> _Selected excerpt_:
[Start]

A complete Logstash stack on AWS OpsWorks

This set of cookbooks began as a fork of the Springtest project, but has been updated to use "official" cookbooks (with customized "wrapper" cookbooks where necessary), rather than creating forked dependencies.

Specifically:

kibana -> uses "vanilla" kibana cookbook, with wrapping done by an opsworks-kibana recipe
elasticsearch -> uses the official cookbook from Elasticsearch
logstash -> uses the "semi-official" /lusis/logstash cookbook

Kibana, Elasticsearch & Logstash

We're going to end up creating three separate layers in an OpsWorks stack:

Kibana - web frontend for viewing logs; basically just an Nginx proxy to the Elasticsearch layer
Elasticsearch - log storage, indexing, querying
Logstash - log collection

For these instructions, we're assuming that you're using SQS as a broker and will demonstrate configuring the Logstash agents appropriately. If this isn't the case, the Kibana and Elasticsearch configuration will remain the same, but you'll need to modify the Logstash parts.

EC2 Setup

Before diving into OpsWorks, you'll need to do a bit of setup in the EC2 area of AWS.

Securing the Stack

By default, Elasticsearch does not require authentication to make requests. It is possible to enable Basic http auth, but this covers only the REST API, and also prevents some web-based plugins from working properly. It's better to think of Elasticsearch as a backend database and secure it as such.

What we want to end up with is:

Kibana - available via ssh and http on the public internet, secured by HTTP Basic auth
Elasticsearch - available via ssh on the public internet, otherwise only reachable by Kibana and Logstash instances
Logstash - available only via ssh on the public internet

We're going to accomplish this with a very basic VPC setup and some security groups. You could go further and put Elasticsearch and Logstash into a private subnet with appropriate NAT rules, but that requires a more involved VPC setup.

Create VPC

Go to the VPC dashboard and click Start VPC Wizard. Select VPC with a Single Public Subnet Only, and then just click through until the VPC has been created.

It's probably a good idea to create a "Name" tag for your VPC, as it can be tricky to keep track of which one is which once you've created several.

Configure Security Groups

Go to the Security Groups section (in the VPC area, not the regular EC2 one). There should already be a default security group defined with a single rule allowing all instances within the group to talk to each other. To additionally enable ssh access, you can add an inbound rule allowing traffic on port 22.

TCP Port      Source
--------      ------
ALL           sg-xxxxxxxx (ID of the default security group)
22 (SSH)      0.0.0.0/0

We additionally want to create a Kibana security group that will allow web traffic to the Kibana dashboard.

[End]

Listings of boxed layout items
[Start]

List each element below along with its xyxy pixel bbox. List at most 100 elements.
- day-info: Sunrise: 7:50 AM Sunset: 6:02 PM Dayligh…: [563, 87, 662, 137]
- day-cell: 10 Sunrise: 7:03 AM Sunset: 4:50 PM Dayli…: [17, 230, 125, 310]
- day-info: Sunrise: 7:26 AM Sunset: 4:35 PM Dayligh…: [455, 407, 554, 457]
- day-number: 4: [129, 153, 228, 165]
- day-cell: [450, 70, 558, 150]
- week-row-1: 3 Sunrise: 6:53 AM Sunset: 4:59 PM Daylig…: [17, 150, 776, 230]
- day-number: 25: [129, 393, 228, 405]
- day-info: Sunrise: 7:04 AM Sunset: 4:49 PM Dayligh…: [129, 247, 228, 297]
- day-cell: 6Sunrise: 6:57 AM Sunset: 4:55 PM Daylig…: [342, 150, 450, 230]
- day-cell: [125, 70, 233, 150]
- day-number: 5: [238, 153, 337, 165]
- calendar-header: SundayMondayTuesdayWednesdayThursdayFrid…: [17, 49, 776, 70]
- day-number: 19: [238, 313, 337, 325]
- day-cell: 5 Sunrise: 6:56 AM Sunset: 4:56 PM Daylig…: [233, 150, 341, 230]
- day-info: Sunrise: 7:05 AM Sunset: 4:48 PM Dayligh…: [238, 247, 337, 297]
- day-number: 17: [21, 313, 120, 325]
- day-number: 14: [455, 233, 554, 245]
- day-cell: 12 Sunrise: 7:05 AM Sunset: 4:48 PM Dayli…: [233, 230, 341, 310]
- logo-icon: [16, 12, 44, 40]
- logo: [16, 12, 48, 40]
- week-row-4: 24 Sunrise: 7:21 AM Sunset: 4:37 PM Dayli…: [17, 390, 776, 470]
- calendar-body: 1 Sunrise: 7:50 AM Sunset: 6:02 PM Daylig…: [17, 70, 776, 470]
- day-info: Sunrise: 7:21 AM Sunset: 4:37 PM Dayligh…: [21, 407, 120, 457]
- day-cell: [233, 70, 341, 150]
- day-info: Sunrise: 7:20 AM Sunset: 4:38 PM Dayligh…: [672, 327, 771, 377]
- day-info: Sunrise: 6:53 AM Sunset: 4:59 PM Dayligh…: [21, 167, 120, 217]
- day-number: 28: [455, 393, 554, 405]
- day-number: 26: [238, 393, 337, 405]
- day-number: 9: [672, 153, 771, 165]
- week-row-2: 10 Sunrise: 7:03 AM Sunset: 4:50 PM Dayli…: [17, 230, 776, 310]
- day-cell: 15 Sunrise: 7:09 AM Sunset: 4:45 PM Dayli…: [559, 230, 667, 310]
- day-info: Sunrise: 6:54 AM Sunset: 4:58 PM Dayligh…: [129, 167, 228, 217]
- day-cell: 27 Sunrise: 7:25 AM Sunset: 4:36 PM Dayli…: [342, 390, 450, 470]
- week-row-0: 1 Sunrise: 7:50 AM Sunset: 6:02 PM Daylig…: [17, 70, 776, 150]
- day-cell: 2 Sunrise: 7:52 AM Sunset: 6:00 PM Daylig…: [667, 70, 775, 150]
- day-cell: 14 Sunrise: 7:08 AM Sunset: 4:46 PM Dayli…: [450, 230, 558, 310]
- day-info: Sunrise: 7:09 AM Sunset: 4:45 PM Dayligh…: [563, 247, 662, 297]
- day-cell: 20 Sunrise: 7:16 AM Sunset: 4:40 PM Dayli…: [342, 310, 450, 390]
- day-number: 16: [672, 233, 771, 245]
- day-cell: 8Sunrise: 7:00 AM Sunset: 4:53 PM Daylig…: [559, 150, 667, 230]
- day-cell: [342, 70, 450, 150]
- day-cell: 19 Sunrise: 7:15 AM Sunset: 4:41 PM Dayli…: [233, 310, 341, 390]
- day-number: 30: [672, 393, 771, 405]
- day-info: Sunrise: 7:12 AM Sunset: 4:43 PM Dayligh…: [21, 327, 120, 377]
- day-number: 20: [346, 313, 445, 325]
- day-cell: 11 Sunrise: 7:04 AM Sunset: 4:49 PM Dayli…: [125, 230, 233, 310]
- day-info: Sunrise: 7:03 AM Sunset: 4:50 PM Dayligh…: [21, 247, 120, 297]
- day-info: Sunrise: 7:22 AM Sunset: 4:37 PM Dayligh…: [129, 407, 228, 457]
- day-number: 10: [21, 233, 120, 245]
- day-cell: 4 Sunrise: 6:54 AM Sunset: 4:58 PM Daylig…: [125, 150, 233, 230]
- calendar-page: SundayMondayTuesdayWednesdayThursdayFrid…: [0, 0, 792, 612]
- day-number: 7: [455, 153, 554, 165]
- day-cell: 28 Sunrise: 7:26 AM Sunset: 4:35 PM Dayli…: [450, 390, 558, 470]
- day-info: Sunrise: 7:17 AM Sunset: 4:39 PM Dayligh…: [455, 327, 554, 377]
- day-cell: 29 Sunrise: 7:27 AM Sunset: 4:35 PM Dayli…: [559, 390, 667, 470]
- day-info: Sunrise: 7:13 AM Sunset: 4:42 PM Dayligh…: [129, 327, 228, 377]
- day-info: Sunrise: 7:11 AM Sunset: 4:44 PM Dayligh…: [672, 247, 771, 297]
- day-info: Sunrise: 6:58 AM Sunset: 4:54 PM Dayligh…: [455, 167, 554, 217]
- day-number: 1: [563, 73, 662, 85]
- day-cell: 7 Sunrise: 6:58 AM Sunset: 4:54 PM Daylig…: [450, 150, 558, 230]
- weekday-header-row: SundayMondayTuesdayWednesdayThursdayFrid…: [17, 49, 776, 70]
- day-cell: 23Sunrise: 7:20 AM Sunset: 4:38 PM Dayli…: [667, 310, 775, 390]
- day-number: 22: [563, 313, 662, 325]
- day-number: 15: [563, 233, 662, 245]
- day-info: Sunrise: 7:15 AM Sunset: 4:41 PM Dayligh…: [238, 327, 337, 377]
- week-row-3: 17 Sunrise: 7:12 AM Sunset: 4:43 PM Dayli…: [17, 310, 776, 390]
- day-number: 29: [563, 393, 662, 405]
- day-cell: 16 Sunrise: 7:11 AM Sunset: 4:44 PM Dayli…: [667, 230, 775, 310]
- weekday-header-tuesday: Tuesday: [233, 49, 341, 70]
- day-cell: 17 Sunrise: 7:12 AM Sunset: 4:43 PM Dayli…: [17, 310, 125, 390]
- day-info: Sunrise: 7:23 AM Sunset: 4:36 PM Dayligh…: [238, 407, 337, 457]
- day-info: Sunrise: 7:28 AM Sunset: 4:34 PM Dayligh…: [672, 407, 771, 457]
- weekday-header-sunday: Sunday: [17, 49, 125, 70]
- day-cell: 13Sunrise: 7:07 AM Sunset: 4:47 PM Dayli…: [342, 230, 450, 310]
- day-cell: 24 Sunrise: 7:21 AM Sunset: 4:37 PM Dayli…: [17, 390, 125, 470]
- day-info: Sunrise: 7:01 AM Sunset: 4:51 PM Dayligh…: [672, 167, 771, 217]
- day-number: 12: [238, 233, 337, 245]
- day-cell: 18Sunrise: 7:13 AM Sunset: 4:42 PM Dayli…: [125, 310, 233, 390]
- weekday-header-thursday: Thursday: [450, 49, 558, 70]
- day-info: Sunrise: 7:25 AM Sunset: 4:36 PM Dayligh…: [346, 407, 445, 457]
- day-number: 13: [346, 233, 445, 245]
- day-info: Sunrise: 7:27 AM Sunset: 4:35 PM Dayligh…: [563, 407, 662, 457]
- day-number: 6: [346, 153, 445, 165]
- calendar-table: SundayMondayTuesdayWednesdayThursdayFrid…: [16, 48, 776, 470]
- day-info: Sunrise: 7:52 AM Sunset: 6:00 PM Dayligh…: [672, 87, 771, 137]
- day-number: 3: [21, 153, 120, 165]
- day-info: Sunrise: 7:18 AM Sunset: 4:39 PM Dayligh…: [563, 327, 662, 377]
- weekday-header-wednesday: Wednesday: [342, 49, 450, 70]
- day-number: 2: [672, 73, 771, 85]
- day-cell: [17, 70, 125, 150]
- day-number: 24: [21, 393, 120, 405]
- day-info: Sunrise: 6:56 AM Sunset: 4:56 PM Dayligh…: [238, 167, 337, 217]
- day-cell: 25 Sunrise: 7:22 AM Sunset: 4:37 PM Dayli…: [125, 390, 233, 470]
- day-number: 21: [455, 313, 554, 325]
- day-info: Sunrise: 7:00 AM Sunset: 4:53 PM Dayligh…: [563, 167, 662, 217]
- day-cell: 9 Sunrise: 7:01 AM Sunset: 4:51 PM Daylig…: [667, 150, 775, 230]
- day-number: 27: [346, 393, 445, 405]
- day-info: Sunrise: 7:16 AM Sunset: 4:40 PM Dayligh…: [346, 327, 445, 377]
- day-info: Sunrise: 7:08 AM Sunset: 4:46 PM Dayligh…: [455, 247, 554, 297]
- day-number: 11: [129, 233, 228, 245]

[End]

> _What you need to do_:
1. From the guide to the Logstash stack, retype the passage starting at "Kibana - web" and ending at "area of AWS.", both included.
2. Echo the rows starting at the first row and ending at the line that contains "- day-number: 25: [129, 393, 228, 405]", with both of these lines included.
The guide to the Logstash stack and the rows are unrelated material.

> _Solution set_:
1.
Kibana - web frontend for viewing logs; basically just an Nginx proxy to the Elasticsearch layer
Elasticsearch - log storage, indexing, querying
Logstash - log collection

For these instructions, we're assuming that you're using SQS as a broker and will demonstrate configuring the Logstash agents appropriately. If this isn't the case, the Kibana and Elasticsearch configuration will remain the same, but you'll need to modify the Logstash parts.

EC2 Setup

Before diving into OpsWorks, you'll need to do a bit of setup in the EC2 area of AWS.

2.
List each element below along with its xyxy pixel bbox. List at most 100 elements.
- day-info: Sunrise: 7:50 AM Sunset: 6:02 PM Dayligh…: [563, 87, 662, 137]
- day-cell: 10 Sunrise: 7:03 AM Sunset: 4:50 PM Dayli…: [17, 230, 125, 310]
- day-info: Sunrise: 7:26 AM Sunset: 4:35 PM Dayligh…: [455, 407, 554, 457]
- day-number: 4: [129, 153, 228, 165]
- day-cell: [450, 70, 558, 150]
- week-row-1: 3 Sunrise: 6:53 AM Sunset: 4:59 PM Daylig…: [17, 150, 776, 230]
- day-number: 25: [129, 393, 228, 405]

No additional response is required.